**DIRECTIONS:**
Return every entry exactly.

**THE RECORDS:**
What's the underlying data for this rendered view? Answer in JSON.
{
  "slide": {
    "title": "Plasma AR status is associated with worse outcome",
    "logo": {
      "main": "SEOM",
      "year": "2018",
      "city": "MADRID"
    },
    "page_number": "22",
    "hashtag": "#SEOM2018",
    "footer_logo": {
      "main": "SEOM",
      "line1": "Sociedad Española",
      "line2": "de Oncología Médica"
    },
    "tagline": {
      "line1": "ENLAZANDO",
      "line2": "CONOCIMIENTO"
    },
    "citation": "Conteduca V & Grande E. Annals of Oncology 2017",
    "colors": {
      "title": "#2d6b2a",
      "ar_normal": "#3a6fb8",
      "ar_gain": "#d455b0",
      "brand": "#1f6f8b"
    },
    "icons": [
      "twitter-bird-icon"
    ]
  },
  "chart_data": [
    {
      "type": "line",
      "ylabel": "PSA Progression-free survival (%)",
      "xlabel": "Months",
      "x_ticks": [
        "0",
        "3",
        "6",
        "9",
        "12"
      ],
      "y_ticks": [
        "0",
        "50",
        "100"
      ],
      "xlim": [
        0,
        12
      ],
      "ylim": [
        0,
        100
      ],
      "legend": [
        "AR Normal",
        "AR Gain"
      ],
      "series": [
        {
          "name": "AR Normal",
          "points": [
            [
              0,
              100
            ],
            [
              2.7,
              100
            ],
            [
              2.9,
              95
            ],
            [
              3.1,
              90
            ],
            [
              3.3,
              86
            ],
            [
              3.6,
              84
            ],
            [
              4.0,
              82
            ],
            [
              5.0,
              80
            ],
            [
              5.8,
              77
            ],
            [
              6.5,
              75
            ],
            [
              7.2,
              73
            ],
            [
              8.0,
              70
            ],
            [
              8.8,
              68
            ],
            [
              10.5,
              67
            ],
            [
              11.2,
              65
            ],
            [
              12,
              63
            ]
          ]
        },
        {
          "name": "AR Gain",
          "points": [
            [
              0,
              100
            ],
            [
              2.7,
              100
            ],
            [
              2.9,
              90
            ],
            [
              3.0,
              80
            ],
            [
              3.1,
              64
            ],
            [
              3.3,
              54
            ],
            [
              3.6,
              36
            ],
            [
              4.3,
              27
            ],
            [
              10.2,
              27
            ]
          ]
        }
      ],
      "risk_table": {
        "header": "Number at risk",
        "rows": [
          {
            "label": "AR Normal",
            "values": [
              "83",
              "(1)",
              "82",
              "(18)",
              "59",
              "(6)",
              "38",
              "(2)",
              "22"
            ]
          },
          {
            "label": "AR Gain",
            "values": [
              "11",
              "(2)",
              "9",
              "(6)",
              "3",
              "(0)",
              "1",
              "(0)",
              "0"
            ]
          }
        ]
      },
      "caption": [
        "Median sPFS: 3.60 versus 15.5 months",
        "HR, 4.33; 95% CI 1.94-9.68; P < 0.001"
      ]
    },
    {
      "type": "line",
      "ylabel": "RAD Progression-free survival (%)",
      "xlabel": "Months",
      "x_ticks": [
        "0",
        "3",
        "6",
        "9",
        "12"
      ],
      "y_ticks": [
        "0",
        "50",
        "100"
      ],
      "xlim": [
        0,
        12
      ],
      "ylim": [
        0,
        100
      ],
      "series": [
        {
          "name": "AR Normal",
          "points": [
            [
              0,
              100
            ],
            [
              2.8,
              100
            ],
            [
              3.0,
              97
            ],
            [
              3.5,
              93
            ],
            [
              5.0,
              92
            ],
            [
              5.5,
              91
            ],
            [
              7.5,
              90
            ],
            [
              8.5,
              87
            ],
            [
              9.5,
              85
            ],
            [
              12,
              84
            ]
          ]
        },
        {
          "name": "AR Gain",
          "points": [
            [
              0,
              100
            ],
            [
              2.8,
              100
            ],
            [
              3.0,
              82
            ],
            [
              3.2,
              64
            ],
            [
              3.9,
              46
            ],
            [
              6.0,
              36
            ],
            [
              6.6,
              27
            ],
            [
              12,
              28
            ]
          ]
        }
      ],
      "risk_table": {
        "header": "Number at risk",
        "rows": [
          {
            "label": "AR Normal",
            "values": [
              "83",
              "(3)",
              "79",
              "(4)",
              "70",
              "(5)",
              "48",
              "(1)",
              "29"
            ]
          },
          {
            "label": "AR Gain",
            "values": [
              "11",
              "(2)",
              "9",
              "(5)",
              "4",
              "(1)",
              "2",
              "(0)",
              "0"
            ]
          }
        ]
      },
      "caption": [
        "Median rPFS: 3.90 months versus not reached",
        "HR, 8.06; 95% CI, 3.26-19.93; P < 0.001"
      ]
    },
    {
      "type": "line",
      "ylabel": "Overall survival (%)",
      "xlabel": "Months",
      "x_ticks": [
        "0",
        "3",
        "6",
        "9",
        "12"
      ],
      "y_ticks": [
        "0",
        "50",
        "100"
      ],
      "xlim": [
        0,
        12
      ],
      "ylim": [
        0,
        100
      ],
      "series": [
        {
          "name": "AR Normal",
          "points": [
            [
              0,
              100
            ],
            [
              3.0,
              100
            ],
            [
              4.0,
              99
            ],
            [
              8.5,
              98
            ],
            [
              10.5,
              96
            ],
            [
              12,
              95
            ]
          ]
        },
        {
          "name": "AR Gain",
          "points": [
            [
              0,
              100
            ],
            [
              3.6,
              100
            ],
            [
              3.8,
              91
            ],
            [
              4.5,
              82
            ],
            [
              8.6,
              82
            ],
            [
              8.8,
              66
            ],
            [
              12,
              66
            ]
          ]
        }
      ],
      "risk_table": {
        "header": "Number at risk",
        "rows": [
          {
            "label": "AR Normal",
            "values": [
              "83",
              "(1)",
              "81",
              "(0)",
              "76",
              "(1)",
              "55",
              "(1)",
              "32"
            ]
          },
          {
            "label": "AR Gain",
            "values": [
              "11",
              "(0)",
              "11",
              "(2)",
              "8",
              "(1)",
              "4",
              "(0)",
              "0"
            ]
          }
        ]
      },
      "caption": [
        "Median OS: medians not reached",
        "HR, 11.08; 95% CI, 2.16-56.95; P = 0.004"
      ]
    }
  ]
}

**PROBLEM SOLUTION:**
What's the underlying data for this rendered view? Answer in JSON.
{
  "slide": {
    "title": "Plasma AR status is associated with worse outcome",
    "logo": {
      "main": "SEOM",
      "year": "2018",
      "city": "MADRID"
    },
    "page_number": "22",
    "hashtag": "#SEOM2018",
    "footer_logo": {
      "main": "SEOM",
      "line1": "Sociedad Española",
      "line2": "de Oncología Médica"
    },
    "tagline": {
      "line1": "ENLAZANDO",
      "line2": "CONOCIMIENTO"
    },
    "citation": "Conteduca V & Grande E. Annals of Oncology 2017",
    "colors": {
      "title": "#2d6b2a",
      "ar_normal": "#3a6fb8",
      "ar_gain": "#d455b0",
      "brand": "#1f6f8b"
    },
    "icons": [
      "twitter-bird-icon"
    ]
  },
  "chart_data": [
    {
      "type": "line",
      "ylabel": "PSA Progression-free survival (%)",
      "xlabel": "Months",
      "x_ticks": [
        "0",
        "3",
        "6",
        "9",
        "12"
      ],
      "y_ticks": [
        "0",
        "50",
        "100"
      ],
      "xlim": [
        0,
        12
      ],
      "ylim": [
        0,
        100
      ],
      "legend": [
        "AR Normal",
        "AR Gain"
      ],
      "series": [
        {
          "name": "AR Normal",
          "points": [
            [
              0,
              100
            ],
            [
              2.7,
              100
            ],
            [
              2.9,
              95
            ],
            [
              3.1,
              90
            ],
            [
              3.3,
              86
            ],
            [
              3.6,
              84
            ],
            [
              4.0,
              82
            ],
            [
              5.0,
              80
            ],
            [
              5.8,
              77
            ],
            [
              6.5,
              75
            ],
            [
              7.2,
              73
            ],
            [
              8.0,
              70
            ],
            [
              8.8,
              68
            ],
            [
              10.5,
              67
            ],
            [
              11.2,
              65
            ],
            [
              12,
              63
            ]
          ]
        },
        {
          "name": "AR Gain",
          "points": [
            [
              0,
              100
            ],
            [
              2.7,
              100
            ],
            [
              2.9,
              90
            ],
            [
              3.0,
              80
            ],
            [
              3.1,
              64
            ],
            [
              3.3,
              54
            ],
            [
              3.6,
              36
            ],
            [
              4.3,
              27
            ],
            [
              10.2,
              27
            ]
          ]
        }
      ],
      "risk_table": {
        "header": "Number at risk",
        "rows": [
          {
            "label": "AR Normal",
            "values": [
              "83",
              "(1)",
              "82",
              "(18)",
              "59",
              "(6)",
              "38",
              "(2)",
              "22"
            ]
          },
          {
            "label": "AR Gain",
            "values": [
              "11",
              "(2)",
              "9",
              "(6)",
              "3",
              "(0)",
              "1",
              "(0)",
              "0"
            ]
          }
        ]
      },
      "caption": [
        "Median sPFS: 3.60 versus 15.5 months",
        "HR, 4.33; 95% CI 1.94-9.68; P < 0.001"
      ]
    },
    {
      "type": "line",
      "ylabel": "RAD Progression-free survival (%)",
      "xlabel": "Months",
      "x_ticks": [
        "0",
        "3",
        "6",
        "9",
        "12"
      ],
      "y_ticks": [
        "0",
        "50",
        "100"
      ],
      "xlim": [
        0,
        12
      ],
      "ylim": [
        0,
        100
      ],
      "series": [
        {
          "name": "AR Normal",
          "points": [
            [
              0,
              100
            ],
            [
              2.8,
              100
            ],
            [
              3.0,
              97
            ],
            [
              3.5,
              93
            ],
            [
              5.0,
              92
            ],
            [
              5.5,
              91
            ],
            [
              7.5,
              90
            ],
            [
              8.5,
              87
            ],
            [
              9.5,
              85
            ],
            [
              12,
              84
            ]
          ]
        },
        {
          "name": "AR Gain",
          "points": [
            [
              0,
              100
            ],
            [
              2.8,
              100
            ],
            [
              3.0,
              82
            ],
            [
              3.2,
              64
            ],
            [
              3.9,
              46
            ],
            [
              6.0,
              36
            ],
            [
              6.6,
              27
            ],
            [
              12,
              28
            ]
          ]
        }
      ],
      "risk_table": {
        "header": "Number at risk",
        "rows": [
          {
            "label": "AR Normal",
            "values": [
              "83",
              "(3)",
              "79",
              "(4)",
              "70",
              "(5)",
              "48",
              "(1)",
              "29"
            ]
          },
          {
            "label": "AR Gain",
            "values": [
              "11",
              "(2)",
              "9",
              "(5)",
              "4",
              "(1)",
              "2",
              "(0)",
              "0"
            ]
          }
        ]
      },
      "caption": [
        "Median rPFS: 3.90 months versus not reached",
        "HR, 8.06; 95% CI, 3.26-19.93; P < 0.001"
      ]
    },
    {
      "type": "line",
      "ylabel": "Overall survival (%)",
      "xlabel": "Months",
      "x_ticks": [
        "0",
        "3",
        "6",
        "9",
        "12"
      ],
      "y_ticks": [
        "0",
        "50",
        "100"
      ],
      "xlim": [
        0,
        12
      ],
      "ylim": [
        0,
        100
      ],
      "series": [
        {
          "name": "AR Normal",
          "points": [
            [
              0,
              100
            ],
            [
              3.0,
              100
            ],
            [
              4.0,
              99
            ],
            [
              8.5,
              98
            ],
            [
              10.5,
              96
            ],
            [
              12,
              95
            ]
          ]
        },
        {
          "name": "AR Gain",
          "points": [
            [
              0,
              100
            ],
            [
              3.6,
              100
            ],
            [
              3.8,
              91
            ],
            [
              4.5,
              82
            ],
            [
              8.6,
              82
            ],
            [
              8.8,
              66
            ],
            [
              12,
              66
            ]
          ]
        }
      ],
      "risk_table": {
        "header": "Number at risk",
        "rows": [
          {
            "label": "AR Normal",
            "values": [
              "83",
              "(1)",
              "81",
              "(0)",
              "76",
              "(1)",
              "55",
              "(1)",
              "32"
            ]
          },
          {
            "label": "AR Gain",
            "values": [
              "11",
              "(0)",
              "11",
              "(2)",
              "8",
              "(1)",
              "4",
              "(0)",
              "0"
            ]
          }
        ]
      },
      "caption": [
        "Median OS: medians not reached",
        "HR, 11.08; 95% CI, 2.16-56.95; P = 0.004"
      ]
    }
  ]
}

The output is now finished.